Reproduce all the entries precisely.

# START OF SUPPLIED MATERIAL

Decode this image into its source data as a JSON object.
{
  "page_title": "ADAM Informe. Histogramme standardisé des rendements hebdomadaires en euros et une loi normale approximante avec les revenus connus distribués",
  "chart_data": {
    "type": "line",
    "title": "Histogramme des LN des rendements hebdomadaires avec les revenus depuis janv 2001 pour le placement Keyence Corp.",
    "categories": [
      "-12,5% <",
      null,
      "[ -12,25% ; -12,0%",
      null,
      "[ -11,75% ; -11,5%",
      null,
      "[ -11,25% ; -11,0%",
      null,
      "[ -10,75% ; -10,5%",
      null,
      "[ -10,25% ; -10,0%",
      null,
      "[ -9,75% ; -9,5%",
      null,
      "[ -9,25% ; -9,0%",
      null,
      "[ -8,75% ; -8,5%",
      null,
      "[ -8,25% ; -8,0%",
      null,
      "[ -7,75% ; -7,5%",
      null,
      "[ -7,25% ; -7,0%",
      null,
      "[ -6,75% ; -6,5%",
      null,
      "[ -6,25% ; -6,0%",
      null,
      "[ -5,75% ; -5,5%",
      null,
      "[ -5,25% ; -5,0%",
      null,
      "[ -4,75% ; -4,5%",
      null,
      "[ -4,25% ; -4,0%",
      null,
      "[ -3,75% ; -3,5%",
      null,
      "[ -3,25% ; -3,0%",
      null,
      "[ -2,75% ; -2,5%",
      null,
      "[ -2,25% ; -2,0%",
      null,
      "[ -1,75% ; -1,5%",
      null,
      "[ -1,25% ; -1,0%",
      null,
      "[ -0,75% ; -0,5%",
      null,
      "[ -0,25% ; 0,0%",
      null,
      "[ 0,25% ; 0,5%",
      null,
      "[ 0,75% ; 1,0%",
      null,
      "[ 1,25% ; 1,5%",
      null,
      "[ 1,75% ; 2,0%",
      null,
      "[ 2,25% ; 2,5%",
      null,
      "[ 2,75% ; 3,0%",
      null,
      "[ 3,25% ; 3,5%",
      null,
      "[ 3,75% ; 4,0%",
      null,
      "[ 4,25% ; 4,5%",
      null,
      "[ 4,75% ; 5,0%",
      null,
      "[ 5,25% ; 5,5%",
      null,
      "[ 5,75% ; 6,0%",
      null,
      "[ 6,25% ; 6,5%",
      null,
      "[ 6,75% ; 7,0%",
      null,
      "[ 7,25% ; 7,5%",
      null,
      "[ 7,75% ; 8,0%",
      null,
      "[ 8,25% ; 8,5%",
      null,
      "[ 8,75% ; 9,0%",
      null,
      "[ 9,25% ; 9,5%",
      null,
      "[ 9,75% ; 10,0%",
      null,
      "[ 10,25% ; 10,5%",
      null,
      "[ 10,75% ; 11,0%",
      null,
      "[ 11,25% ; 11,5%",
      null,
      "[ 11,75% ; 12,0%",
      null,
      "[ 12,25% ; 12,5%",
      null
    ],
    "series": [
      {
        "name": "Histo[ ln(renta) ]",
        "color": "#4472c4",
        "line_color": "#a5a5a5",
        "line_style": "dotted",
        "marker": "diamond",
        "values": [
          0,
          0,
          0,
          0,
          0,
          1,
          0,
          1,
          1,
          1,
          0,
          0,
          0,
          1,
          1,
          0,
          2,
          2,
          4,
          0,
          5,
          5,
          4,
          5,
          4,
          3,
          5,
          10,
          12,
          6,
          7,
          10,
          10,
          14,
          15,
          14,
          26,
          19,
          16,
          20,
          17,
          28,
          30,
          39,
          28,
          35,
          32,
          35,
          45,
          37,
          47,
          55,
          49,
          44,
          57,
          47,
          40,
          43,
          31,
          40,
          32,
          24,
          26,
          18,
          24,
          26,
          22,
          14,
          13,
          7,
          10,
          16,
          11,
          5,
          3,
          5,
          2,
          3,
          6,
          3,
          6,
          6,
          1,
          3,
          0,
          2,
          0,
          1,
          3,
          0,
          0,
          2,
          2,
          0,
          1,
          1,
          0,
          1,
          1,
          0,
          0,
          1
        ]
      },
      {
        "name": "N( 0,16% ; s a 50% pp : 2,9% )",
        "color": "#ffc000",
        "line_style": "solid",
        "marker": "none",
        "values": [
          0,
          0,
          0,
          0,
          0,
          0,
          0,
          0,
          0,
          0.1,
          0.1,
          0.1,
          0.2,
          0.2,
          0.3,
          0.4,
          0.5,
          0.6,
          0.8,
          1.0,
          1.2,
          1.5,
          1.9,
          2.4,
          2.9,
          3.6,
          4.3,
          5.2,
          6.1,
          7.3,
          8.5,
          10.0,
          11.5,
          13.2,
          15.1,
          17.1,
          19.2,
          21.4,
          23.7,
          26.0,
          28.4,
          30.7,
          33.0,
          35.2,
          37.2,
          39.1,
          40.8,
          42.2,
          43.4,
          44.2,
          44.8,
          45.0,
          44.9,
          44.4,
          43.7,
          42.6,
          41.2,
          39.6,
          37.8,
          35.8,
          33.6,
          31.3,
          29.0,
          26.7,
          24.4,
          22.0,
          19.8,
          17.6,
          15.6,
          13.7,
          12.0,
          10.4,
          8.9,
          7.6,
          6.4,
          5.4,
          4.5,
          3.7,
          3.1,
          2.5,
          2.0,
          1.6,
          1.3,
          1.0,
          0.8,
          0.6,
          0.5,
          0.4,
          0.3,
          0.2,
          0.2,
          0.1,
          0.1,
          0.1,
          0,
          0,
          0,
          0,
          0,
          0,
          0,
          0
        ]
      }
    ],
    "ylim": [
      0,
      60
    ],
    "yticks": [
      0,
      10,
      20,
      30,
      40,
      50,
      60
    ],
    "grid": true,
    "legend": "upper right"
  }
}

# END OF SUPPLIED MATERIAL

=== CORRECT OUTPUT ===
Decode this image into its source data as a JSON object.
{
  "page_title": "ADAM Informe. Histogramme standardisé des rendements hebdomadaires en euros et une loi normale approximante avec les revenus connus distribués",
  "chart_data": {
    "type": "line",
    "title": "Histogramme des LN des rendements hebdomadaires avec les revenus depuis janv 2001 pour le placement Keyence Corp.",
    "categories": [
      "-12,5% <",
      null,
      "[ -12,25% ; -12,0%",
      null,
      "[ -11,75% ; -11,5%",
      null,
      "[ -11,25% ; -11,0%",
      null,
      "[ -10,75% ; -10,5%",
      null,
      "[ -10,25% ; -10,0%",
      null,
      "[ -9,75% ; -9,5%",
      null,
      "[ -9,25% ; -9,0%",
      null,
      "[ -8,75% ; -8,5%",
      null,
      "[ -8,25% ; -8,0%",
      null,
      "[ -7,75% ; -7,5%",
      null,
      "[ -7,25% ; -7,0%",
      null,
      "[ -6,75% ; -6,5%",
      null,
      "[ -6,25% ; -6,0%",
      null,
      "[ -5,75% ; -5,5%",
      null,
      "[ -5,25% ; -5,0%",
      null,
      "[ -4,75% ; -4,5%",
      null,
      "[ -4,25% ; -4,0%",
      null,
      "[ -3,75% ; -3,5%",
      null,
      "[ -3,25% ; -3,0%",
      null,
      "[ -2,75% ; -2,5%",
      null,
      "[ -2,25% ; -2,0%",
      null,
      "[ -1,75% ; -1,5%",
      null,
      "[ -1,25% ; -1,0%",
      null,
      "[ -0,75% ; -0,5%",
      null,
      "[ -0,25% ; 0,0%",
      null,
      "[ 0,25% ; 0,5%",
      null,
      "[ 0,75% ; 1,0%",
      null,
      "[ 1,25% ; 1,5%",
      null,
      "[ 1,75% ; 2,0%",
      null,
      "[ 2,25% ; 2,5%",
      null,
      "[ 2,75% ; 3,0%",
      null,
      "[ 3,25% ; 3,5%",
      null,
      "[ 3,75% ; 4,0%",
      null,
      "[ 4,25% ; 4,5%",
      null,
      "[ 4,75% ; 5,0%",
      null,
      "[ 5,25% ; 5,5%",
      null,
      "[ 5,75% ; 6,0%",
      null,
      "[ 6,25% ; 6,5%",
      null,
      "[ 6,75% ; 7,0%",
      null,
      "[ 7,25% ; 7,5%",
      null,
      "[ 7,75% ; 8,0%",
      null,
      "[ 8,25% ; 8,5%",
      null,
      "[ 8,75% ; 9,0%",
      null,
      "[ 9,25% ; 9,5%",
      null,
      "[ 9,75% ; 10,0%",
      null,
      "[ 10,25% ; 10,5%",
      null,
      "[ 10,75% ; 11,0%",
      null,
      "[ 11,25% ; 11,5%",
      null,
      "[ 11,75% ; 12,0%",
      null,
      "[ 12,25% ; 12,5%",
      null
    ],
    "series": [
      {
        "name": "Histo[ ln(renta) ]",
        "color": "#4472c4",
        "line_color": "#a5a5a5",
        "line_style": "dotted",
        "marker": "diamond",
        "values": [
          0,
          0,
          0,
          0,
          0,
          1,
          0,
          1,
          1,
          1,
          0,
          0,
          0,
          1,
          1,
          0,
          2,
          2,
          4,
          0,
          5,
          5,
          4,
          5,
          4,
          3,
          5,
          10,
          12,
          6,
          7,
          10,
          10,
          14,
          15,
          14,
          26,
          19,
          16,
          20,
          17,
          28,
          30,
          39,
          28,
          35,
          32,
          35,
          45,
          37,
          47,
          55,
          49,
          44,
          57,
          47,
          40,
          43,
          31,
          40,
          32,
          24,
          26,
          18,
          24,
          26,
          22,
          14,
          13,
          7,
          10,
          16,
          11,
          5,
          3,
          5,
          2,
          3,
          6,
          3,
          6,
          6,
          1,
          3,
          0,
          2,
          0,
          1,
          3,
          0,
          0,
          2,
          2,
          0,
          1,
          1,
          0,
          1,
          1,
          0,
          0,
          1
        ]
      },
      {
        "name": "N( 0,16% ; s a 50% pp : 2,9% )",
        "color": "#ffc000",
        "line_style": "solid",
        "marker": "none",
        "values": [
          0,
          0,
          0,
          0,
          0,
          0,
          0,
          0,
          0,
          0.1,
          0.1,
          0.1,
          0.2,
          0.2,
          0.3,
          0.4,
          0.5,
          0.6,
          0.8,
          1.0,
          1.2,
          1.5,
          1.9,
          2.4,
          2.9,
          3.6,
          4.3,
          5.2,
          6.1,
          7.3,
          8.5,
          10.0,
          11.5,
          13.2,
          15.1,
          17.1,
          19.2,
          21.4,
          23.7,
          26.0,
          28.4,
          30.7,
          33.0,
          35.2,
          37.2,
          39.1,
          40.8,
          42.2,
          43.4,
          44.2,
          44.8,
          45.0,
          44.9,
          44.4,
          43.7,
          42.6,
          41.2,
          39.6,
          37.8,
          35.8,
          33.6,
          31.3,
          29.0,
          26.7,
          24.4,
          22.0,
          19.8,
          17.6,
          15.6,
          13.7,
          12.0,
          10.4,
          8.9,
          7.6,
          6.4,
          5.4,
          4.5,
          3.7,
          3.1,
          2.5,
          2.0,
          1.6,
          1.3,
          1.0,
          0.8,
          0.6,
          0.5,
          0.4,
          0.3,
          0.2,
          0.2,
          0.1,
          0.1,
          0.1,
          0,
          0,
          0,
          0,
          0,
          0,
          0,
          0
        ]
      }
    ],
    "ylim": [
      0,
      60
    ],
    "yticks": [
      0,
      10,
      20,
      30,
      40,
      50,
      60
    ],
    "grid": true,
    "legend": "upper right"
  }
}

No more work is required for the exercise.